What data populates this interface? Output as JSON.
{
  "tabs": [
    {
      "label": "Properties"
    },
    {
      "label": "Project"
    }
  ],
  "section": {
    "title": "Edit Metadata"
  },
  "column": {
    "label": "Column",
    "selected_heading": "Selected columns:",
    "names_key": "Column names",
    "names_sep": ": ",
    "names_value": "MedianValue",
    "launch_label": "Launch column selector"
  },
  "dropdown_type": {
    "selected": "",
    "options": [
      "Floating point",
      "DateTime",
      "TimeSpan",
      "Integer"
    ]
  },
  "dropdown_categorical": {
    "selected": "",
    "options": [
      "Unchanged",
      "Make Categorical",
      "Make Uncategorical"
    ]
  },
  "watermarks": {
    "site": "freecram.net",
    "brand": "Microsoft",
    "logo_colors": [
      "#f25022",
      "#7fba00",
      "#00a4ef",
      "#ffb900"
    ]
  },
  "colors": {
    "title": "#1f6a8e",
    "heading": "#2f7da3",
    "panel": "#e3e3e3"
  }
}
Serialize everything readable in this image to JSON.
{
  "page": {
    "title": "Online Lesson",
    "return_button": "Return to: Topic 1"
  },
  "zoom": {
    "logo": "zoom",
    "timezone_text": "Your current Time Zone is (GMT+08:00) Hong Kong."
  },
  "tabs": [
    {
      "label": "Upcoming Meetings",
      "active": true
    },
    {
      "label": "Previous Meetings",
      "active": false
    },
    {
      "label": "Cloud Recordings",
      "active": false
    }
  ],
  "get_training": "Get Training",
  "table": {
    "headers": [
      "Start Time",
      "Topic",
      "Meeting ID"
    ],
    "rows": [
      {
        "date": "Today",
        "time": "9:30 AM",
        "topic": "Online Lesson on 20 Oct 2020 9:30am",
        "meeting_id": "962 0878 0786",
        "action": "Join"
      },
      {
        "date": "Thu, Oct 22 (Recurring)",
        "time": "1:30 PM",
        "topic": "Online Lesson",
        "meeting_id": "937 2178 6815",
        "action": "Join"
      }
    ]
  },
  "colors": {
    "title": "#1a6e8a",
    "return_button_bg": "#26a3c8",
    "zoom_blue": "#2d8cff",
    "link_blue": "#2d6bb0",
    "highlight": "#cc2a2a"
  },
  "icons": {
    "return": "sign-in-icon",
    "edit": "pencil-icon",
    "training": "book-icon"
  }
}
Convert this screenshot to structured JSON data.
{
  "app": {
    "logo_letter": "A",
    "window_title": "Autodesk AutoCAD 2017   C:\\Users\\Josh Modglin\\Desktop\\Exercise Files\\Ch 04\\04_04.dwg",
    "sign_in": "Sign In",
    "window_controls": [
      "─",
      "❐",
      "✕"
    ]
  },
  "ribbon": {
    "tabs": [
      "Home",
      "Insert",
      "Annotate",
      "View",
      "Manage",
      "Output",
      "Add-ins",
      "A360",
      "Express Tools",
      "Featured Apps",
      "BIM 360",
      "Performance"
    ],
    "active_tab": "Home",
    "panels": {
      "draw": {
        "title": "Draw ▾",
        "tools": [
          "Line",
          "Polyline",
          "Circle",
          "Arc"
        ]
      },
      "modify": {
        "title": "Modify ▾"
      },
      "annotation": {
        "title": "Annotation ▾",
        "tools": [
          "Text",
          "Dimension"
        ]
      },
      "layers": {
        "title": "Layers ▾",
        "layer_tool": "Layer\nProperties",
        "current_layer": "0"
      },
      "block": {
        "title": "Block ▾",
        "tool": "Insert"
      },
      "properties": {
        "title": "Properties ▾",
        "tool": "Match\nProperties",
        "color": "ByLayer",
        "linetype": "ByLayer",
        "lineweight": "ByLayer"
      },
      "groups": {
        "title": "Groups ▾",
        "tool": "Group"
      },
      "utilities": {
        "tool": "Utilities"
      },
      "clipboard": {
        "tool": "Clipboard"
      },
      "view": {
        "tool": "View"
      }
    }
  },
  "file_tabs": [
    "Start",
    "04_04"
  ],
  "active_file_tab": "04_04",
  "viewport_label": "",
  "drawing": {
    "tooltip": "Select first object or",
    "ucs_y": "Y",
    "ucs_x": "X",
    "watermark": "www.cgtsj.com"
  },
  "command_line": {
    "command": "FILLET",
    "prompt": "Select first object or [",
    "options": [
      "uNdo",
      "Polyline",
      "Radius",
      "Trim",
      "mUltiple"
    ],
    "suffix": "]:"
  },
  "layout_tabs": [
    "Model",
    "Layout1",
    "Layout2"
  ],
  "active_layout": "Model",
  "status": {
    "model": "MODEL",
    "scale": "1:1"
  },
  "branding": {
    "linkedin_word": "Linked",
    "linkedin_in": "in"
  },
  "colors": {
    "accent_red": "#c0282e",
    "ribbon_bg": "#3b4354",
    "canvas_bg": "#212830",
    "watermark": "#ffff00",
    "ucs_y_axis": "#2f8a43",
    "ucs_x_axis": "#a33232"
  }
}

* **Directions**
Print out the whole listing exactly as it appears.

* **Solution to this problem**
What data populates this interface? Output as JSON.
{
  "tabs": [
    {
      "label": "Properties"
    },
    {
      "label": "Project"
    }
  ],
  "section": {
    "title": "Edit Metadata"
  },
  "column": {
    "label": "Column",
    "selected_heading": "Selected columns:",
    "names_key": "Column names",
    "names_sep": ": ",
    "names_value": "MedianValue",
    "launch_label": "Launch column selector"
  },
  "dropdown_type": {
    "selected": "",
    "options": [
      "Floating point",
      "DateTime",
      "TimeSpan",
      "Integer"
    ]
  },
  "dropdown_categorical": {
    "selected": "",
    "options": [
      "Unchanged",
      "Make Categorical",
      "Make Uncategorical"
    ]
  },
  "watermarks": {
    "site": "freecram.net",
    "brand": "Microsoft",
    "logo_colors": [
      "#f25022",
      "#7fba00",
      "#00a4ef",
      "#ffb900"
    ]
  },
  "colors": {
    "title": "#1f6a8e",
    "heading": "#2f7da3",
    "panel": "#e3e3e3"
  }
}
Serialize everything readable in this image to JSON.
{
  "page": {
    "title": "Online Lesson",
    "return_button": "Return to: Topic 1"
  },
  "zoom": {
    "logo": "zoom",
    "timezone_text": "Your current Time Zone is (GMT+08:00) Hong Kong."
  },
  "tabs": [
    {
      "label": "Upcoming Meetings",
      "active": true
    },
    {
      "label": "Previous Meetings",
      "active": false
    },
    {
      "label": "Cloud Recordings",
      "active": false
    }
  ],
  "get_training": "Get Training",
  "table": {
    "headers": [
      "Start Time",
      "Topic",
      "Meeting ID"
    ],
    "rows": [
      {
        "date": "Today",
        "time": "9:30 AM",
        "topic": "Online Lesson on 20 Oct 2020 9:30am",
        "meeting_id": "962 0878 0786",
        "action": "Join"
      },
      {
        "date": "Thu, Oct 22 (Recurring)",
        "time": "1:30 PM",
        "topic": "Online Lesson",
        "meeting_id": "937 2178 6815",
        "action": "Join"
      }
    ]
  },
  "colors": {
    "title": "#1a6e8a",
    "return_button_bg": "#26a3c8",
    "zoom_blue": "#2d8cff",
    "link_blue": "#2d6bb0",
    "highlight": "#cc2a2a"
  },
  "icons": {
    "return": "sign-in-icon",
    "edit": "pencil-icon",
    "training": "book-icon"
  }
}
Convert this screenshot to structured JSON data.
{
  "app": {
    "logo_letter": "A",
    "window_title": "Autodesk AutoCAD 2017   C:\\Users\\Josh Modglin\\Desktop\\Exercise Files\\Ch 04\\04_04.dwg",
    "sign_in": "Sign In",
    "window_controls": [
      "─",
      "❐",
      "✕"
    ]
  },
  "ribbon": {
    "tabs": [
      "Home",
      "Insert",
      "Annotate",
      "View",
      "Manage",
      "Output",
      "Add-ins",
      "A360",
      "Express Tools",
      "Featured Apps",
      "BIM 360",
      "Performance"
    ],
    "active_tab": "Home",
    "panels": {
      "draw": {
        "title": "Draw ▾",
        "tools": [
          "Line",
          "Polyline",
          "Circle",
          "Arc"
        ]
      },
      "modify": {
        "title": "Modify ▾"
      },
      "annotation": {
        "title": "Annotation ▾",
        "tools": [
          "Text",
          "Dimension"
        ]
      },
      "layers": {
        "title": "Layers ▾",
        "layer_tool": "Layer\nProperties",
        "current_layer": "0"
      },
      "block": {
        "title": "Block ▾",
        "tool": "Insert"
      },
      "properties": {
        "title": "Properties ▾",
        "tool": "Match\nProperties",
        "color": "ByLayer",
        "linetype": "ByLayer",
        "lineweight": "ByLayer"
      },
      "groups": {
        "title": "Groups ▾",
        "tool": "Group"
      },
      "utilities": {
        "tool": "Utilities"
      },
      "clipboard": {
        "tool": "Clipboard"
      },
      "view": {
        "tool": "View"
      }
    }
  },
  "file_tabs": [
    "Start",
    "04_04"
  ],
  "active_file_tab": "04_04",
  "viewport_label": "",
  "drawing": {
    "tooltip": "Select first object or",
    "ucs_y": "Y",
    "ucs_x": "X",
    "watermark": "www.cgtsj.com"
  },
  "command_line": {
    "command": "FILLET",
    "prompt": "Select first object or [",
    "options": [
      "uNdo",
      "Polyline",
      "Radius",
      "Trim",
      "mUltiple"
    ],
    "suffix": "]:"
  },
  "layout_tabs": [
    "Model",
    "Layout1",
    "Layout2"
  ],
  "active_layout": "Model",
  "status": {
    "model": "MODEL",
    "scale": "1:1"
  },
  "branding": {
    "linkedin_word": "Linked",
    "linkedin_in": "in"
  },
  "colors": {
    "accent_red": "#c0282e",
    "ribbon_bg": "#3b4354",
    "canvas_bg": "#212830",
    "watermark": "#ffff00",
    "ucs_y_axis": "#2f8a43",
    "ucs_x_axis": "#a33232"
  }
}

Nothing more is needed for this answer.